## Direction:
Lift every line from the entries that includes the word "cultivos".

----

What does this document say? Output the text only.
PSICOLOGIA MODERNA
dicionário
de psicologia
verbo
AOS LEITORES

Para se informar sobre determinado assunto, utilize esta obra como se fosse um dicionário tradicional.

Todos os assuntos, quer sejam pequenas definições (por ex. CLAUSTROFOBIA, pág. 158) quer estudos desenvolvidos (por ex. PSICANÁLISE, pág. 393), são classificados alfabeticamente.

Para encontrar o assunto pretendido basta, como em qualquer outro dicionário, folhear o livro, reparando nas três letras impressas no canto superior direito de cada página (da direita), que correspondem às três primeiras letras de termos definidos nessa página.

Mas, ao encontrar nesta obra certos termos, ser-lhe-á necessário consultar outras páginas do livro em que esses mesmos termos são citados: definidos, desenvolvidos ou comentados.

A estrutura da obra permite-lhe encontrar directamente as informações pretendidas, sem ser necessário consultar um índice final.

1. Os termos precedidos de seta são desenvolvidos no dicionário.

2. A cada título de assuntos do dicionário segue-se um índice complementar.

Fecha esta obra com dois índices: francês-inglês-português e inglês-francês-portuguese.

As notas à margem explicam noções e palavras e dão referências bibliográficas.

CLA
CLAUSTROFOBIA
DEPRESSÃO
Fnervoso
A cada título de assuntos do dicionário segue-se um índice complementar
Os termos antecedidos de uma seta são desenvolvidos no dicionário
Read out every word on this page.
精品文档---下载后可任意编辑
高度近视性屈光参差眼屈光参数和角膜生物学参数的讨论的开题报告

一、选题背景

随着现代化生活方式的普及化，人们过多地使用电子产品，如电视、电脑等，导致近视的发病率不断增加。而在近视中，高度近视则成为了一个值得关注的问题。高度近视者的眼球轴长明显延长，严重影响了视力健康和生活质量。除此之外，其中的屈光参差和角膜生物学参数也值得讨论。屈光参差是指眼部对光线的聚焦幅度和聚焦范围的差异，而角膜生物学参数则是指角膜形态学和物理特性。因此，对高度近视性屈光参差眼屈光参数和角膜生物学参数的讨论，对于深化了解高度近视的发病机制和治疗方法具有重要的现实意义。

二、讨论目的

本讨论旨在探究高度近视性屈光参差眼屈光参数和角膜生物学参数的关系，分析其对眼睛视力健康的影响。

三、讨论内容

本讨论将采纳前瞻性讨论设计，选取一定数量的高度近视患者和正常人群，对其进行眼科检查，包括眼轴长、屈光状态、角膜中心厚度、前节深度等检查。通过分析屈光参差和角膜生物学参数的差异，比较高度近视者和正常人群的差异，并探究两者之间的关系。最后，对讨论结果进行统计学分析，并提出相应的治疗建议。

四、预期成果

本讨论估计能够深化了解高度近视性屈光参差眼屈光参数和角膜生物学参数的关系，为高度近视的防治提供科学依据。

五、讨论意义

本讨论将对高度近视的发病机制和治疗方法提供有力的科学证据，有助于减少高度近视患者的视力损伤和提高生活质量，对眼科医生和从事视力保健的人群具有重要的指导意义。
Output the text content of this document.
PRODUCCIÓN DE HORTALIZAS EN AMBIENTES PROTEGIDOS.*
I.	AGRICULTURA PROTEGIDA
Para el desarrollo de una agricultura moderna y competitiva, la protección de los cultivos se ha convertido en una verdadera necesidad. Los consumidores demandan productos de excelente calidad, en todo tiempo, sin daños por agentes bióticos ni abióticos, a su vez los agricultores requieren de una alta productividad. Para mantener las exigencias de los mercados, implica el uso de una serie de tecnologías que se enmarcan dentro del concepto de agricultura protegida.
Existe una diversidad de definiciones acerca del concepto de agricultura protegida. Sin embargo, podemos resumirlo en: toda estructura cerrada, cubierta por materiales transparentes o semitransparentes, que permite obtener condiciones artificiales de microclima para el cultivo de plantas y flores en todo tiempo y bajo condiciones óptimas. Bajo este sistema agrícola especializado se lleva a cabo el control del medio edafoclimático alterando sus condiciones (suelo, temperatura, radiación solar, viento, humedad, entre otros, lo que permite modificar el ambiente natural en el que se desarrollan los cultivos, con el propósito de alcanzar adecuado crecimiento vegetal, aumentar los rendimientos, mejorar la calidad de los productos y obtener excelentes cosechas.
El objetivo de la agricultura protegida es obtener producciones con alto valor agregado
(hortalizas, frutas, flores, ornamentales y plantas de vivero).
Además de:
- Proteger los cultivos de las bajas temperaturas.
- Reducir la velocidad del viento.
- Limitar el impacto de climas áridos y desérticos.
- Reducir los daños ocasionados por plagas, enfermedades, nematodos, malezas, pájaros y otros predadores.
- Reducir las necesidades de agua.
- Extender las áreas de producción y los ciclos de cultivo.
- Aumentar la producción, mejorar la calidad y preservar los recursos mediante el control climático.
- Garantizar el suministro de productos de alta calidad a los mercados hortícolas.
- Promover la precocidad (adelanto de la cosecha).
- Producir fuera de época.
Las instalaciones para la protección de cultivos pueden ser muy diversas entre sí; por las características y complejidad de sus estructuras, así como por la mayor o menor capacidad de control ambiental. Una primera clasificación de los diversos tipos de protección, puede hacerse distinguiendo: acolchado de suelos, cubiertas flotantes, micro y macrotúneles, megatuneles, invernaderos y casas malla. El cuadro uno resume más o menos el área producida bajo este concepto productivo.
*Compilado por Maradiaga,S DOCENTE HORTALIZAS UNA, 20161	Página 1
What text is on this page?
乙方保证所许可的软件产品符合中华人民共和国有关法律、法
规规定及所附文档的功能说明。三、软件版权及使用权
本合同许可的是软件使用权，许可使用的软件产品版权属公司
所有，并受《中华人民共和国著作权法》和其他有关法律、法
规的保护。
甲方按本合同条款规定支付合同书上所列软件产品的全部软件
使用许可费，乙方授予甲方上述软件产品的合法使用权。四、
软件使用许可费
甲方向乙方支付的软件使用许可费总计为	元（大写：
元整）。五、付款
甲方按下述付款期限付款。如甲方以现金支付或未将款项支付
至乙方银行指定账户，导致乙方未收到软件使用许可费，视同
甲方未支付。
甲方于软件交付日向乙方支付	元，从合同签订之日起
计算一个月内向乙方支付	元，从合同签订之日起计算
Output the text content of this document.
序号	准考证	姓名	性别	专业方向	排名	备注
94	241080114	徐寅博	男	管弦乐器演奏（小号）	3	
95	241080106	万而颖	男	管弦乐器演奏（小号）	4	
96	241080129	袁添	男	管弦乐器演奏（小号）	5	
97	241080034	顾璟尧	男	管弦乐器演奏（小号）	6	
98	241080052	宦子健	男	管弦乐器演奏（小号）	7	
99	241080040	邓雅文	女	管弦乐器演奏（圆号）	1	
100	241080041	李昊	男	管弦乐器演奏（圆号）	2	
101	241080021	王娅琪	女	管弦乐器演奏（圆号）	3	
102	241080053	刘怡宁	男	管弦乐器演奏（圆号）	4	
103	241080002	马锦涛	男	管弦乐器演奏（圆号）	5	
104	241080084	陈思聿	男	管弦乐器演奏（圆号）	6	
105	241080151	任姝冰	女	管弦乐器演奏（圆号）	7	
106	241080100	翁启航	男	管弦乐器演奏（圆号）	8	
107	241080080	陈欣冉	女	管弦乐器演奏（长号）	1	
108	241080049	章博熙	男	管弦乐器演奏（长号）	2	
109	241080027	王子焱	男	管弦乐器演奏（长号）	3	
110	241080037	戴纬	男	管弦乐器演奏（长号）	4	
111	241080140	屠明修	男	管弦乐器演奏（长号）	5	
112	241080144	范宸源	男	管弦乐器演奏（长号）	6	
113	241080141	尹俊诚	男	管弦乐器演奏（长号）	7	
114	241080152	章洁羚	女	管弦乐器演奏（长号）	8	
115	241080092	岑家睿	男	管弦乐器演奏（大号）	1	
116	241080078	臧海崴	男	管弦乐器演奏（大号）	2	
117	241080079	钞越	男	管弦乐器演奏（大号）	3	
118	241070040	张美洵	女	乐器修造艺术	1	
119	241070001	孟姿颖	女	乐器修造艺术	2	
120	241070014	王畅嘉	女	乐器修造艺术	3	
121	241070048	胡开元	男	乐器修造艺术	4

----

## Finished exercise:
Para el desarrollo de una agricultura moderna y competitiva, la protección de los cultivos se ha convertido en una verdadera necesidad. Los consumidores demandan productos de excelente calidad, en todo tiempo, sin daños por agentes bióticos ni abióticos, a su vez los agricultores requieren de una alta productividad. Para mantener las exigencias de los mercados, implica el uso de una serie de tecnologías que se enmarcan dentro del concepto de agricultura protegida.
Existe una diversidad de definiciones acerca del concepto de agricultura protegida. Sin embargo, podemos resumirlo en: toda estructura cerrada, cubierta por materiales transparentes o semitransparentes, que permite obtener condiciones artificiales de microclima para el cultivo de plantas y flores en todo tiempo y bajo condiciones óptimas. Bajo este sistema agrícola especializado se lleva a cabo el control del medio edafoclimático alterando sus condiciones (suelo, temperatura, radiación solar, viento, humedad, entre otros, lo que permite modificar el ambiente natural en el que se desarrollan los cultivos, con el propósito de alcanzar adecuado crecimiento vegetal, aumentar los rendimientos, mejorar la calidad de los productos y obtener excelentes cosechas.
- Proteger los cultivos de las bajas temperaturas.
Las instalaciones para la protección de cultivos pueden ser muy diversas entre sí; por las características y complejidad de sus estructuras, así como por la mayor o menor capacidad de control ambiental. Una primera clasificación de los diversos tipos de protección, puede hacerse distinguiendo: acolchado de suelos, cubiertas flotantes, micro y macrotúneles, megatuneles, invernaderos y casas malla. El cuadro uno resume más o menos el área producida bajo este concepto productivo.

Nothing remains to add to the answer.